Instructions for the task: Output the records exactly. Include every line.

Stored items from a collection

|---|

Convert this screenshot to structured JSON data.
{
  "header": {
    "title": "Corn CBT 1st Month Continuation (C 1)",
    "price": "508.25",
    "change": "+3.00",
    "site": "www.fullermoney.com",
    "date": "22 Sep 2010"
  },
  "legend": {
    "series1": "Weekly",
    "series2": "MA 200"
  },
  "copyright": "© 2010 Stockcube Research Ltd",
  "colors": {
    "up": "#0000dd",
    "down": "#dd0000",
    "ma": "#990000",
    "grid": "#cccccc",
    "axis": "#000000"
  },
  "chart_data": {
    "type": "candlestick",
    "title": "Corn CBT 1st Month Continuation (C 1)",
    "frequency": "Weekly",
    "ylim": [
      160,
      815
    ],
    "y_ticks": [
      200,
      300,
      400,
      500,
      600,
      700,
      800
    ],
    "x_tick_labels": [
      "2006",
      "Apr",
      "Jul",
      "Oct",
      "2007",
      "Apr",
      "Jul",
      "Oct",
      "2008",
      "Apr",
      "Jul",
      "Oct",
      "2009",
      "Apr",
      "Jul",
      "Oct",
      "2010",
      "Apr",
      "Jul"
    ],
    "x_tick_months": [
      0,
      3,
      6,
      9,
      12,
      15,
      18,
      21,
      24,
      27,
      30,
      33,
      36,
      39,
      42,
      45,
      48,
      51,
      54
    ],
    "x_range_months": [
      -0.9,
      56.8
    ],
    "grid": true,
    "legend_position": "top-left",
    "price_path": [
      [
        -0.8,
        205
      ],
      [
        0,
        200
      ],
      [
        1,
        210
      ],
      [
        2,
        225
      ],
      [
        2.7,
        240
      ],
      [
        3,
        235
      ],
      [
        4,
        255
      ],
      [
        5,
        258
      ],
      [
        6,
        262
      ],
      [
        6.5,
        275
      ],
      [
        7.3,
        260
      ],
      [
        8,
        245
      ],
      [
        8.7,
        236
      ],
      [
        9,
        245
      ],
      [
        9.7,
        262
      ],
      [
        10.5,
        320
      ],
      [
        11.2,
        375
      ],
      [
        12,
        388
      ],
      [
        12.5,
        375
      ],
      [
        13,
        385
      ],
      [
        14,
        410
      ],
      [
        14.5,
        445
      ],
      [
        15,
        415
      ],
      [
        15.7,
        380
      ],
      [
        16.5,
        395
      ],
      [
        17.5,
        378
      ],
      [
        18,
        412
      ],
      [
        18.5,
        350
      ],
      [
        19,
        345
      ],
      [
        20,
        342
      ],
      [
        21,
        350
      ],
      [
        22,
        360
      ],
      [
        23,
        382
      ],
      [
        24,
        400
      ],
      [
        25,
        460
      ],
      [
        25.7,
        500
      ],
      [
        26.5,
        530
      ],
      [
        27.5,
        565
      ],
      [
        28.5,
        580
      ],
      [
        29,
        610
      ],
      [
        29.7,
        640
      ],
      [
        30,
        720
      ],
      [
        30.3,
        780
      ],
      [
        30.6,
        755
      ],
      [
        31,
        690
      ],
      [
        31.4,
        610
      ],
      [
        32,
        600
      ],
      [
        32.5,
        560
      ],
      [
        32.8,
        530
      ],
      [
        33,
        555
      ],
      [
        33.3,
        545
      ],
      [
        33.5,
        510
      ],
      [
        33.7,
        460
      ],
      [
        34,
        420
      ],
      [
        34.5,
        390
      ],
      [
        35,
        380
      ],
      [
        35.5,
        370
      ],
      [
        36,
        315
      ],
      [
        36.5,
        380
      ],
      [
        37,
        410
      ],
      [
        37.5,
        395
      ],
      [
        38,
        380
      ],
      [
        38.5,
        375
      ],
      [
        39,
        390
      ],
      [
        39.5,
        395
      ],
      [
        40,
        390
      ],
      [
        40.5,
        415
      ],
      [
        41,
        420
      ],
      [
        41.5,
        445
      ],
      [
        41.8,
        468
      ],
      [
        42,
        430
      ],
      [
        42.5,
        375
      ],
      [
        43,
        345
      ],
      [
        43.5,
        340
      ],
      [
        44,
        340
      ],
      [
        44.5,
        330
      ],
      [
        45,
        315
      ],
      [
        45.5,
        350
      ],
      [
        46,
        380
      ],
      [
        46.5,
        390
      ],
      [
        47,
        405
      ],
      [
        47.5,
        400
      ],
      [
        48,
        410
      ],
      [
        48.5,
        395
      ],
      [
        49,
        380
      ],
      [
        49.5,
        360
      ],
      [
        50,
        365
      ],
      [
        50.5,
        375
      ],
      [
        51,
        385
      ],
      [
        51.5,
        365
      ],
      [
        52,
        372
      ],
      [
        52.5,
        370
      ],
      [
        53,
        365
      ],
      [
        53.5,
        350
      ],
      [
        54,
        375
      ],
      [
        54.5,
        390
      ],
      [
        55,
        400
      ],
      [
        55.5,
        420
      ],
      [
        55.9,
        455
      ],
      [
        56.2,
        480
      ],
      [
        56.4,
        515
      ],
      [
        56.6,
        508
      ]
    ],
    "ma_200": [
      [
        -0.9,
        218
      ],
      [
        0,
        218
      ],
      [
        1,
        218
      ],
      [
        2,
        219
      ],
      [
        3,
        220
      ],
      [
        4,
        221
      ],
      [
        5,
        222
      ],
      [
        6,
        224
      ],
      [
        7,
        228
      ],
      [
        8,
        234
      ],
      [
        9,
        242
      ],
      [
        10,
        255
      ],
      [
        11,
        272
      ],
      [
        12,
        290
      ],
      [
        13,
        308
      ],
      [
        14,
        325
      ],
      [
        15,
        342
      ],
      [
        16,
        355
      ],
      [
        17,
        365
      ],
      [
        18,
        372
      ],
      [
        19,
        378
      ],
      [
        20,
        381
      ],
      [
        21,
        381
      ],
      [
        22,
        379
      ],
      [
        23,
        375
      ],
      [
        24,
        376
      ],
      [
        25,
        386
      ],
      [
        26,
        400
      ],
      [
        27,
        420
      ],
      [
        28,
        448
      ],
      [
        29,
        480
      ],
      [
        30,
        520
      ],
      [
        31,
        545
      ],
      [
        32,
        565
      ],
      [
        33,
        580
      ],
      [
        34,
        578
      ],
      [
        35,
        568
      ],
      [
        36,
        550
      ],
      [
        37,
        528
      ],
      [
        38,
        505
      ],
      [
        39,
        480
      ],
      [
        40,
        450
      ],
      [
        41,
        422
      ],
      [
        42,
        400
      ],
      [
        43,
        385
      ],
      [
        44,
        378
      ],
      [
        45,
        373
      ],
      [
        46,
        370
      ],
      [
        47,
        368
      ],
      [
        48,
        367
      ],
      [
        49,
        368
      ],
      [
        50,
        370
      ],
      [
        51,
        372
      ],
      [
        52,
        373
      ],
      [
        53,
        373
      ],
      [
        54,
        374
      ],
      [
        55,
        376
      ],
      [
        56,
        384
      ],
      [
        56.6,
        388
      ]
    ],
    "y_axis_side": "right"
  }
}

|---|

Response for this exercise:
Convert this screenshot to structured JSON data.
{
  "header": {
    "title": "Corn CBT 1st Month Continuation (C 1)",
    "price": "508.25",
    "change": "+3.00",
    "site": "www.fullermoney.com",
    "date": "22 Sep 2010"
  },
  "legend": {
    "series1": "Weekly",
    "series2": "MA 200"
  },
  "copyright": "© 2010 Stockcube Research Ltd",
  "colors": {
    "up": "#0000dd",
    "down": "#dd0000",
    "ma": "#990000",
    "grid": "#cccccc",
    "axis": "#000000"
  },
  "chart_data": {
    "type": "candlestick",
    "title": "Corn CBT 1st Month Continuation (C 1)",
    "frequency": "Weekly",
    "ylim": [
      160,
      815
    ],
    "y_ticks": [
      200,
      300,
      400,
      500,
      600,
      700,
      800
    ],
    "x_tick_labels": [
      "2006",
      "Apr",
      "Jul",
      "Oct",
      "2007",
      "Apr",
      "Jul",
      "Oct",
      "2008",
      "Apr",
      "Jul",
      "Oct",
      "2009",
      "Apr",
      "Jul",
      "Oct",
      "2010",
      "Apr",
      "Jul"
    ],
    "x_tick_months": [
      0,
      3,
      6,
      9,
      12,
      15,
      18,
      21,
      24,
      27,
      30,
      33,
      36,
      39,
      42,
      45,
      48,
      51,
      54
    ],
    "x_range_months": [
      -0.9,
      56.8
    ],
    "grid": true,
    "legend_position": "top-left",
    "price_path": [
      [
        -0.8,
        205
      ],
      [
        0,
        200
      ],
      [
        1,
        210
      ],
      [
        2,
        225
      ],
      [
        2.7,
        240
      ],
      [
        3,
        235
      ],
      [
        4,
        255
      ],
      [
        5,
        258
      ],
      [
        6,
        262
      ],
      [
        6.5,
        275
      ],
      [
        7.3,
        260
      ],
      [
        8,
        245
      ],
      [
        8.7,
        236
      ],
      [
        9,
        245
      ],
      [
        9.7,
        262
      ],
      [
        10.5,
        320
      ],
      [
        11.2,
        375
      ],
      [
        12,
        388
      ],
      [
        12.5,
        375
      ],
      [
        13,
        385
      ],
      [
        14,
        410
      ],
      [
        14.5,
        445
      ],
      [
        15,
        415
      ],
      [
        15.7,
        380
      ],
      [
        16.5,
        395
      ],
      [
        17.5,
        378
      ],
      [
        18,
        412
      ],
      [
        18.5,
        350
      ],
      [
        19,
        345
      ],
      [
        20,
        342
      ],
      [
        21,
        350
      ],
      [
        22,
        360
      ],
      [
        23,
        382
      ],
      [
        24,
        400
      ],
      [
        25,
        460
      ],
      [
        25.7,
        500
      ],
      [
        26.5,
        530
      ],
      [
        27.5,
        565
      ],
      [
        28.5,
        580
      ],
      [
        29,
        610
      ],
      [
        29.7,
        640
      ],
      [
        30,
        720
      ],
      [
        30.3,
        780
      ],
      [
        30.6,
        755
      ],
      [
        31,
        690
      ],
      [
        31.4,
        610
      ],
      [
        32,
        600
      ],
      [
        32.5,
        560
      ],
      [
        32.8,
        530
      ],
      [
        33,
        555
      ],
      [
        33.3,
        545
      ],
      [
        33.5,
        510
      ],
      [
        33.7,
        460
      ],
      [
        34,
        420
      ],
      [
        34.5,
        390
      ],
      [
        35,
        380
      ],
      [
        35.5,
        370
      ],
      [
        36,
        315
      ],
      [
        36.5,
        380
      ],
      [
        37,
        410
      ],
      [
        37.5,
        395
      ],
      [
        38,
        380
      ],
      [
        38.5,
        375
      ],
      [
        39,
        390
      ],
      [
        39.5,
        395
      ],
      [
        40,
        390
      ],
      [
        40.5,
        415
      ],
      [
        41,
        420
      ],
      [
        41.5,
        445
      ],
      [
        41.8,
        468
      ],
      [
        42,
        430
      ],
      [
        42.5,
        375
      ],
      [
        43,
        345
      ],
      [
        43.5,
        340
      ],
      [
        44,
        340
      ],
      [
        44.5,
        330
      ],
      [
        45,
        315
      ],
      [
        45.5,
        350
      ],
      [
        46,
        380
      ],
      [
        46.5,
        390
      ],
      [
        47,
        405
      ],
      [
        47.5,
        400
      ],
      [
        48,
        410
      ],
      [
        48.5,
        395
      ],
      [
        49,
        380
      ],
      [
        49.5,
        360
      ],
      [
        50,
        365
      ],
      [
        50.5,
        375
      ],
      [
        51,
        385
      ],
      [
        51.5,
        365
      ],
      [
        52,
        372
      ],
      [
        52.5,
        370
      ],
      [
        53,
        365
      ],
      [
        53.5,
        350
      ],
      [
        54,
        375
      ],
      [
        54.5,
        390
      ],
      [
        55,
        400
      ],
      [
        55.5,
        420
      ],
      [
        55.9,
        455
      ],
      [
        56.2,
        480
      ],
      [
        56.4,
        515
      ],
      [
        56.6,
        508
      ]
    ],
    "ma_200": [
      [
        -0.9,
        218
      ],
      [
        0,
        218
      ],
      [
        1,
        218
      ],
      [
        2,
        219
      ],
      [
        3,
        220
      ],
      [
        4,
        221
      ],
      [
        5,
        222
      ],
      [
        6,
        224
      ],
      [
        7,
        228
      ],
      [
        8,
        234
      ],
      [
        9,
        242
      ],
      [
        10,
        255
      ],
      [
        11,
        272
      ],
      [
        12,
        290
      ],
      [
        13,
        308
      ],
      [
        14,
        325
      ],
      [
        15,
        342
      ],
      [
        16,
        355
      ],
      [
        17,
        365
      ],
      [
        18,
        372
      ],
      [
        19,
        378
      ],
      [
        20,
        381
      ],
      [
        21,
        381
      ],
      [
        22,
        379
      ],
      [
        23,
        375
      ],
      [
        24,
        376
      ],
      [
        25,
        386
      ],
      [
        26,
        400
      ],
      [
        27,
        420
      ],
      [
        28,
        448
      ],
      [
        29,
        480
      ],
      [
        30,
        520
      ],
      [
        31,
        545
      ],
      [
        32,
        565
      ],
      [
        33,
        580
      ],
      [
        34,
        578
      ],
      [
        35,
        568
      ],
      [
        36,
        550
      ],
      [
        37,
        528
      ],
      [
        38,
        505
      ],
      [
        39,
        480
      ],
      [
        40,
        450
      ],
      [
        41,
        422
      ],
      [
        42,
        400
      ],
      [
        43,
        385
      ],
      [
        44,
        378
      ],
      [
        45,
        373
      ],
      [
        46,
        370
      ],
      [
        47,
        368
      ],
      [
        48,
        367
      ],
      [
        49,
        368
      ],
      [
        50,
        370
      ],
      [
        51,
        372
      ],
      [
        52,
        373
      ],
      [
        53,
        373
      ],
      [
        54,
        374
      ],
      [
        55,
        376
      ],
      [
        56,
        384
      ],
      [
        56.6,
        388
      ]
    ],
    "y_axis_side": "right"
  }
}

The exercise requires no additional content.